## PROBLEM
With no line left out, restate the data word for word.

## RECORD EXTRACTS
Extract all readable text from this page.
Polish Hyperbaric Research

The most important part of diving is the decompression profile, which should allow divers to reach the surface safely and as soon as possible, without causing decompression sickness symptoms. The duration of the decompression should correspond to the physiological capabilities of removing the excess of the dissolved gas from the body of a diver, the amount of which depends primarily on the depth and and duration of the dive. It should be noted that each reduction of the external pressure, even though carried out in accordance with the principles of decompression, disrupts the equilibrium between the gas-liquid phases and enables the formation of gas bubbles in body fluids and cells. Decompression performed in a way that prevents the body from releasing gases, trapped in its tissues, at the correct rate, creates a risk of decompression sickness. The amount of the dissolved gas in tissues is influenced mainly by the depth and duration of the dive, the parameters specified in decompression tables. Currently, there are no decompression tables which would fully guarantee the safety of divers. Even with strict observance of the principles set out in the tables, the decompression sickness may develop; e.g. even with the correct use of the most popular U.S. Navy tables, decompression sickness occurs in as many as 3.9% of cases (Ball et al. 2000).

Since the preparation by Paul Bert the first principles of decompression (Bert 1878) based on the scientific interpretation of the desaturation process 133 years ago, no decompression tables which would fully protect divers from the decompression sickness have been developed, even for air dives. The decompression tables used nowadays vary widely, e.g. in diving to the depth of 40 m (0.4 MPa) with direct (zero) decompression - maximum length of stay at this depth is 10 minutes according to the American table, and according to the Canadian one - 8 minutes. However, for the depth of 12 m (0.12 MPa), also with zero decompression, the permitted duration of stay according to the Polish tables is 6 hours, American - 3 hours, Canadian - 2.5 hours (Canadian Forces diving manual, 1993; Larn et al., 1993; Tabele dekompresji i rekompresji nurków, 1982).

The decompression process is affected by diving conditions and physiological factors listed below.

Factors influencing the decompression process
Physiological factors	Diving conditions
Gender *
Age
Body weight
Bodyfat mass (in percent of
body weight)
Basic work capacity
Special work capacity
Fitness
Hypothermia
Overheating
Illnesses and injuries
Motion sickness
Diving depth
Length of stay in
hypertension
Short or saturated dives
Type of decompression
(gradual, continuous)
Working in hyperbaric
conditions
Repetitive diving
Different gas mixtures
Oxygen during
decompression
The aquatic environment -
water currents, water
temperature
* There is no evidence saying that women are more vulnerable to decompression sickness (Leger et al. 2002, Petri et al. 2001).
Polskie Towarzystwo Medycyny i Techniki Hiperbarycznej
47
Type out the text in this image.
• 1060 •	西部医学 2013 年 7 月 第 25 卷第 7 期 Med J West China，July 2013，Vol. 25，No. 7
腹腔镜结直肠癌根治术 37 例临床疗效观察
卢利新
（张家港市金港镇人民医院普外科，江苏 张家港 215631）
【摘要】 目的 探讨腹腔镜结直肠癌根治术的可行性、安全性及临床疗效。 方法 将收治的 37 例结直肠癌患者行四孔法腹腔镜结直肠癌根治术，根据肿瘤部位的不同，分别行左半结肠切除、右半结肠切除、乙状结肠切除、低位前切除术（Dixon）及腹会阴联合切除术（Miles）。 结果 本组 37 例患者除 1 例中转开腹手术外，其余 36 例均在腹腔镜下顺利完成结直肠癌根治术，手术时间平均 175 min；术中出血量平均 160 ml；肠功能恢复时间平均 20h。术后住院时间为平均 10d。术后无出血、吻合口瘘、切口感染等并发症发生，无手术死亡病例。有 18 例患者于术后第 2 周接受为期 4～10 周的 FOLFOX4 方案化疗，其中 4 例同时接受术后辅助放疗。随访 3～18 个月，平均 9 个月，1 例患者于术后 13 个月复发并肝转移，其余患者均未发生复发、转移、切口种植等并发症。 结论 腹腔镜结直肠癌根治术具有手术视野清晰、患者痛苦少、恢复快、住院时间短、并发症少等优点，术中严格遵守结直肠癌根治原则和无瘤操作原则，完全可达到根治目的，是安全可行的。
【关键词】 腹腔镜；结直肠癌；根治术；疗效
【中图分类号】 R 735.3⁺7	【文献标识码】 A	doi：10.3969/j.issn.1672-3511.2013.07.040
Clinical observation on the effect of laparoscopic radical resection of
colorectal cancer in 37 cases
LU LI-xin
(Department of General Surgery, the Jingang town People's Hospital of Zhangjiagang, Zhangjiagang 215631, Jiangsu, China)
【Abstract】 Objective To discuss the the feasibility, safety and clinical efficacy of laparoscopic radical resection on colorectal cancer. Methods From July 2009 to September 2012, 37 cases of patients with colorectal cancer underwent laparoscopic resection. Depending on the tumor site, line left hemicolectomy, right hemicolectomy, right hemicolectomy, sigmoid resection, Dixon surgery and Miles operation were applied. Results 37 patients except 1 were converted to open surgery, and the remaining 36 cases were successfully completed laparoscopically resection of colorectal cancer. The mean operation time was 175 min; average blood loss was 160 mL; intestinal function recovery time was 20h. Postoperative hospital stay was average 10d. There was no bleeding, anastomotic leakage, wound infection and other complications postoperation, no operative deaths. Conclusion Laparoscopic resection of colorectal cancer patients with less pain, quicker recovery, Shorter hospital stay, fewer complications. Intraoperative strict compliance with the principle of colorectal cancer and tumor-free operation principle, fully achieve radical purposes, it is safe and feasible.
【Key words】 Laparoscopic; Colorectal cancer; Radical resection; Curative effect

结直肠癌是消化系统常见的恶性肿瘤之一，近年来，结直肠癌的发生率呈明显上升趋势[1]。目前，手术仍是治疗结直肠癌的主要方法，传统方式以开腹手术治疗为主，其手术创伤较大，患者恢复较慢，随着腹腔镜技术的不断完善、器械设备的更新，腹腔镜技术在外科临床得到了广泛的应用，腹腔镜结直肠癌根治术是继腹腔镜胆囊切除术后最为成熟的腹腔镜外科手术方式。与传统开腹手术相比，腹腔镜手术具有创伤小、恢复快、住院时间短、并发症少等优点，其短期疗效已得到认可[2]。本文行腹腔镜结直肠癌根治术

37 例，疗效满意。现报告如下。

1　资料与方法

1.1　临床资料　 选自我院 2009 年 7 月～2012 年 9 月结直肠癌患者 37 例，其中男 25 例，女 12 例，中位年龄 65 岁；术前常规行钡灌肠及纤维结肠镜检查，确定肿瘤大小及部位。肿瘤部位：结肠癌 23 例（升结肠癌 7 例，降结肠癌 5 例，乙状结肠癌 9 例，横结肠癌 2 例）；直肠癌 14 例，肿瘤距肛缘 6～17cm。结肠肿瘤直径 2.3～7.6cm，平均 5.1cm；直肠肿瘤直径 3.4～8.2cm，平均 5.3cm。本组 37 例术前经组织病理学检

## YOUR SOLUTION
Extract all readable text from this page.
Polish Hyperbaric Research

The most important part of diving is the decompression profile, which should allow divers to reach the surface safely and as soon as possible, without causing decompression sickness symptoms. The duration of the decompression should correspond to the physiological capabilities of removing the excess of the dissolved gas from the body of a diver, the amount of which depends primarily on the depth and and duration of the dive. It should be noted that each reduction of the external pressure, even though carried out in accordance with the principles of decompression, disrupts the equilibrium between the gas-liquid phases and enables the formation of gas bubbles in body fluids and cells. Decompression performed in a way that prevents the body from releasing gases, trapped in its tissues, at the correct rate, creates a risk of decompression sickness. The amount of the dissolved gas in tissues is influenced mainly by the depth and duration of the dive, the parameters specified in decompression tables. Currently, there are no decompression tables which would fully guarantee the safety of divers. Even with strict observance of the principles set out in the tables, the decompression sickness may develop; e.g. even with the correct use of the most popular U.S. Navy tables, decompression sickness occurs in as many as 3.9% of cases (Ball et al. 2000).

Since the preparation by Paul Bert the first principles of decompression (Bert 1878) based on the scientific interpretation of the desaturation process 133 years ago, no decompression tables which would fully protect divers from the decompression sickness have been developed, even for air dives. The decompression tables used nowadays vary widely, e.g. in diving to the depth of 40 m (0.4 MPa) with direct (zero) decompression - maximum length of stay at this depth is 10 minutes according to the American table, and according to the Canadian one - 8 minutes. However, for the depth of 12 m (0.12 MPa), also with zero decompression, the permitted duration of stay according to the Polish tables is 6 hours, American - 3 hours, Canadian - 2.5 hours (Canadian Forces diving manual, 1993; Larn et al., 1993; Tabele dekompresji i rekompresji nurków, 1982).

The decompression process is affected by diving conditions and physiological factors listed below.

Factors influencing the decompression process
Physiological factors	Diving conditions
Gender *
Age
Body weight
Bodyfat mass (in percent of
body weight)
Basic work capacity
Special work capacity
Fitness
Hypothermia
Overheating
Illnesses and injuries
Motion sickness
Diving depth
Length of stay in
hypertension
Short or saturated dives
Type of decompression
(gradual, continuous)
Working in hyperbaric
conditions
Repetitive diving
Different gas mixtures
Oxygen during
decompression
The aquatic environment -
water currents, water
temperature
* There is no evidence saying that women are more vulnerable to decompression sickness (Leger et al. 2002, Petri et al. 2001).
Polskie Towarzystwo Medycyny i Techniki Hiperbarycznej
47
Type out the text in this image.
• 1060 •	西部医学 2013 年 7 月 第 25 卷第 7 期 Med J West China，July 2013，Vol. 25，No. 7
腹腔镜结直肠癌根治术 37 例临床疗效观察
卢利新
（张家港市金港镇人民医院普外科，江苏 张家港 215631）
【摘要】 目的 探讨腹腔镜结直肠癌根治术的可行性、安全性及临床疗效。 方法 将收治的 37 例结直肠癌患者行四孔法腹腔镜结直肠癌根治术，根据肿瘤部位的不同，分别行左半结肠切除、右半结肠切除、乙状结肠切除、低位前切除术（Dixon）及腹会阴联合切除术（Miles）。 结果 本组 37 例患者除 1 例中转开腹手术外，其余 36 例均在腹腔镜下顺利完成结直肠癌根治术，手术时间平均 175 min；术中出血量平均 160 ml；肠功能恢复时间平均 20h。术后住院时间为平均 10d。术后无出血、吻合口瘘、切口感染等并发症发生，无手术死亡病例。有 18 例患者于术后第 2 周接受为期 4～10 周的 FOLFOX4 方案化疗，其中 4 例同时接受术后辅助放疗。随访 3～18 个月，平均 9 个月，1 例患者于术后 13 个月复发并肝转移，其余患者均未发生复发、转移、切口种植等并发症。 结论 腹腔镜结直肠癌根治术具有手术视野清晰、患者痛苦少、恢复快、住院时间短、并发症少等优点，术中严格遵守结直肠癌根治原则和无瘤操作原则，完全可达到根治目的，是安全可行的。
【关键词】 腹腔镜；结直肠癌；根治术；疗效
【中图分类号】 R 735.3⁺7	【文献标识码】 A	doi：10.3969/j.issn.1672-3511.2013.07.040
Clinical observation on the effect of laparoscopic radical resection of
colorectal cancer in 37 cases
LU LI-xin
(Department of General Surgery, the Jingang town People's Hospital of Zhangjiagang, Zhangjiagang 215631, Jiangsu, China)
【Abstract】 Objective To discuss the the feasibility, safety and clinical efficacy of laparoscopic radical resection on colorectal cancer. Methods From July 2009 to September 2012, 37 cases of patients with colorectal cancer underwent laparoscopic resection. Depending on the tumor site, line left hemicolectomy, right hemicolectomy, right hemicolectomy, sigmoid resection, Dixon surgery and Miles operation were applied. Results 37 patients except 1 were converted to open surgery, and the remaining 36 cases were successfully completed laparoscopically resection of colorectal cancer. The mean operation time was 175 min; average blood loss was 160 mL; intestinal function recovery time was 20h. Postoperative hospital stay was average 10d. There was no bleeding, anastomotic leakage, wound infection and other complications postoperation, no operative deaths. Conclusion Laparoscopic resection of colorectal cancer patients with less pain, quicker recovery, Shorter hospital stay, fewer complications. Intraoperative strict compliance with the principle of colorectal cancer and tumor-free operation principle, fully achieve radical purposes, it is safe and feasible.
【Key words】 Laparoscopic; Colorectal cancer; Radical resection; Curative effect

结直肠癌是消化系统常见的恶性肿瘤之一，近年来，结直肠癌的发生率呈明显上升趋势[1]。目前，手术仍是治疗结直肠癌的主要方法，传统方式以开腹手术治疗为主，其手术创伤较大，患者恢复较慢，随着腹腔镜技术的不断完善、器械设备的更新，腹腔镜技术在外科临床得到了广泛的应用，腹腔镜结直肠癌根治术是继腹腔镜胆囊切除术后最为成熟的腹腔镜外科手术方式。与传统开腹手术相比，腹腔镜手术具有创伤小、恢复快、住院时间短、并发症少等优点，其短期疗效已得到认可[2]。本文行腹腔镜结直肠癌根治术

37 例，疗效满意。现报告如下。

1　资料与方法

1.1　临床资料　 选自我院 2009 年 7 月～2012 年 9 月结直肠癌患者 37 例，其中男 25 例，女 12 例，中位年龄 65 岁；术前常规行钡灌肠及纤维结肠镜检查，确定肿瘤大小及部位。肿瘤部位：结肠癌 23 例（升结肠癌 7 例，降结肠癌 5 例，乙状结肠癌 9 例，横结肠癌 2 例）；直肠癌 14 例，肿瘤距肛缘 6～17cm。结肠肿瘤直径 2.3～7.6cm，平均 5.1cm；直肠肿瘤直径 3.4～8.2cm，平均 5.3cm。本组 37 例术前经组织病理学检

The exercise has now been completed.